-- INSTRUCTIONS TO FOLLOW --
Output the entries below line for line, changing nothing.

[Entries with labeled regions]
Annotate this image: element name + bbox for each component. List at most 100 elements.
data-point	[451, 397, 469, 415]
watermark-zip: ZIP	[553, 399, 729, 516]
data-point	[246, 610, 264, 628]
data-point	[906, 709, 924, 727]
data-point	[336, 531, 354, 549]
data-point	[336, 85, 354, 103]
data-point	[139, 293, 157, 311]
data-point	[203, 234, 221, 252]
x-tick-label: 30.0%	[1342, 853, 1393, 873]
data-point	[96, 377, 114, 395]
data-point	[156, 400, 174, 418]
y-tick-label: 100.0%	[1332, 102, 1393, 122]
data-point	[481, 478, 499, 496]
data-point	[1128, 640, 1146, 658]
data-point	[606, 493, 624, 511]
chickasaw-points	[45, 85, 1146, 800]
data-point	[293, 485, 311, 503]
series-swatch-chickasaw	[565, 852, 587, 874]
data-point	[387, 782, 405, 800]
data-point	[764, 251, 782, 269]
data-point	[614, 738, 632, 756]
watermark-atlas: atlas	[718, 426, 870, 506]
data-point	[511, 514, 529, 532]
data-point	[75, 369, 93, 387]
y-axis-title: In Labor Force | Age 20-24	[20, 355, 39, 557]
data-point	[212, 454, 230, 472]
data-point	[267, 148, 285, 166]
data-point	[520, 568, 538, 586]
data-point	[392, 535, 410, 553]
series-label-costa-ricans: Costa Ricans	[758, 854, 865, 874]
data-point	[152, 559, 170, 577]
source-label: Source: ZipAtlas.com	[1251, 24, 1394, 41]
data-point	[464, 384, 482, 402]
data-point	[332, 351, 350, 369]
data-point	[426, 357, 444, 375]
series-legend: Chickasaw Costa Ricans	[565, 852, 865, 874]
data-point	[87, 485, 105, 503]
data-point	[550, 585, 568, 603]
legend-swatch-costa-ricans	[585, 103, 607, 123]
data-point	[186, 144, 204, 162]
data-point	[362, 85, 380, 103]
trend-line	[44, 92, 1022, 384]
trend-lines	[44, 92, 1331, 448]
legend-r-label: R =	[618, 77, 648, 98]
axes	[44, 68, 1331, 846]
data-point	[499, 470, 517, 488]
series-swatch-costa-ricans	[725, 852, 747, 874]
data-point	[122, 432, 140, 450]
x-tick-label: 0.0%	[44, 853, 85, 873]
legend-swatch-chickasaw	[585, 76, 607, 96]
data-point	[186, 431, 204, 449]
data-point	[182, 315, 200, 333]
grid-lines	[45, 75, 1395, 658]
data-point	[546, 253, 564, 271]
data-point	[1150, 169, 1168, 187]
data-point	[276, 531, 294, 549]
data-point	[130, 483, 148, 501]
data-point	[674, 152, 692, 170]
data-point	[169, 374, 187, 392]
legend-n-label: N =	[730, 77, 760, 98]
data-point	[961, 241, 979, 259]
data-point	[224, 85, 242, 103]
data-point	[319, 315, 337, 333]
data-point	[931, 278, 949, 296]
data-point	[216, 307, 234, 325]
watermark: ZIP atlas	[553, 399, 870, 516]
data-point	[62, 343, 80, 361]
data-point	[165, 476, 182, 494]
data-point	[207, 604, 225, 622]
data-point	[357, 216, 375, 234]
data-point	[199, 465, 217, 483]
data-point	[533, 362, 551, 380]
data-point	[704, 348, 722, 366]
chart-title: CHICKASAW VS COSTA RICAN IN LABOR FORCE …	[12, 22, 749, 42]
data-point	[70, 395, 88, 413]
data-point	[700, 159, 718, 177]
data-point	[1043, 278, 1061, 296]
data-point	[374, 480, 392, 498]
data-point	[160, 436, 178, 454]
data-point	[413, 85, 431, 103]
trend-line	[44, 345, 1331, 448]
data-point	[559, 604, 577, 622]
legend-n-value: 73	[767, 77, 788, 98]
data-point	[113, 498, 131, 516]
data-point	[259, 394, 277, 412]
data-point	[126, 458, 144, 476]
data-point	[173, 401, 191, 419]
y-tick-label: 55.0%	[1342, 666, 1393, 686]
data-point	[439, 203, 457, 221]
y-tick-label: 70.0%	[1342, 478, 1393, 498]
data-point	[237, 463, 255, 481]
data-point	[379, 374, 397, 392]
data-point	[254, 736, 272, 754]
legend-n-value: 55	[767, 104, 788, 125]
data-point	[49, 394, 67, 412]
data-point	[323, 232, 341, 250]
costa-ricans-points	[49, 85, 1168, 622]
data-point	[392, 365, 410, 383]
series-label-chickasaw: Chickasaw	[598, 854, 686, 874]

-- IN RESPONSE --
Annotate this image: element name + bbox for each component. List at most 100 elements.
data-point	[451, 397, 469, 415]
watermark-zip: ZIP	[553, 399, 729, 516]
data-point	[246, 610, 264, 628]
data-point	[906, 709, 924, 727]
data-point	[336, 531, 354, 549]
data-point	[336, 85, 354, 103]
data-point	[139, 293, 157, 311]
data-point	[203, 234, 221, 252]
x-tick-label: 30.0%	[1342, 853, 1393, 873]
data-point	[96, 377, 114, 395]
data-point	[156, 400, 174, 418]
y-tick-label: 100.0%	[1332, 102, 1393, 122]
data-point	[481, 478, 499, 496]
data-point	[1128, 640, 1146, 658]
data-point	[606, 493, 624, 511]
chickasaw-points	[45, 85, 1146, 800]
data-point	[293, 485, 311, 503]
series-swatch-chickasaw	[565, 852, 587, 874]
data-point	[387, 782, 405, 800]
data-point	[764, 251, 782, 269]
data-point	[614, 738, 632, 756]
watermark-atlas: atlas	[718, 426, 870, 506]
data-point	[511, 514, 529, 532]
data-point	[75, 369, 93, 387]
y-axis-title: In Labor Force | Age 20-24	[20, 355, 39, 557]
data-point	[212, 454, 230, 472]
data-point	[267, 148, 285, 166]
data-point	[520, 568, 538, 586]
data-point	[392, 535, 410, 553]
series-label-costa-ricans: Costa Ricans	[758, 854, 865, 874]
data-point	[152, 559, 170, 577]
source-label: Source: ZipAtlas.com	[1251, 24, 1394, 41]
data-point	[464, 384, 482, 402]
data-point	[332, 351, 350, 369]
data-point	[426, 357, 444, 375]
series-legend: Chickasaw Costa Ricans	[565, 852, 865, 874]
data-point	[87, 485, 105, 503]
data-point	[550, 585, 568, 603]
legend-swatch-costa-ricans	[585, 103, 607, 123]
data-point	[186, 144, 204, 162]
data-point	[362, 85, 380, 103]
trend-line	[44, 92, 1022, 384]
trend-lines	[44, 92, 1331, 448]
legend-r-label: R =	[618, 77, 648, 98]
axes	[44, 68, 1331, 846]
data-point	[499, 470, 517, 488]
series-swatch-costa-ricans	[725, 852, 747, 874]
data-point	[122, 432, 140, 450]
x-tick-label: 0.0%	[44, 853, 85, 873]
legend-swatch-chickasaw	[585, 76, 607, 96]
data-point	[186, 431, 204, 449]
data-point	[182, 315, 200, 333]
grid-lines	[45, 75, 1395, 658]
data-point	[546, 253, 564, 271]
data-point	[1150, 169, 1168, 187]
data-point	[276, 531, 294, 549]
data-point	[130, 483, 148, 501]
data-point	[674, 152, 692, 170]
data-point	[169, 374, 187, 392]
legend-n-label: N =	[730, 77, 760, 98]
data-point	[961, 241, 979, 259]
data-point	[224, 85, 242, 103]
data-point	[319, 315, 337, 333]
data-point	[931, 278, 949, 296]
data-point	[216, 307, 234, 325]
watermark: ZIP atlas	[553, 399, 870, 516]
data-point	[62, 343, 80, 361]
data-point	[165, 476, 182, 494]
data-point	[207, 604, 225, 622]
data-point	[357, 216, 375, 234]
data-point	[199, 465, 217, 483]
data-point	[533, 362, 551, 380]
data-point	[704, 348, 722, 366]
chart-title: CHICKASAW VS COSTA RICAN IN LABOR FORCE …	[12, 22, 749, 42]
data-point	[70, 395, 88, 413]
data-point	[700, 159, 718, 177]
data-point	[1043, 278, 1061, 296]
data-point	[374, 480, 392, 498]
data-point	[160, 436, 178, 454]
data-point	[413, 85, 431, 103]
trend-line	[44, 345, 1331, 448]
data-point	[559, 604, 577, 622]
legend-n-value: 73	[767, 77, 788, 98]
data-point	[113, 498, 131, 516]
data-point	[259, 394, 277, 412]
data-point	[126, 458, 144, 476]
data-point	[173, 401, 191, 419]
y-tick-label: 55.0%	[1342, 666, 1393, 686]
data-point	[439, 203, 457, 221]
y-tick-label: 70.0%	[1342, 478, 1393, 498]
data-point	[237, 463, 255, 481]
data-point	[379, 374, 397, 392]
data-point	[254, 736, 272, 754]
legend-n-value: 55	[767, 104, 788, 125]
data-point	[49, 394, 67, 412]
data-point	[323, 232, 341, 250]
costa-ricans-points	[49, 85, 1168, 622]
data-point	[392, 365, 410, 383]
series-label-chickasaw: Chickasaw	[598, 854, 686, 874]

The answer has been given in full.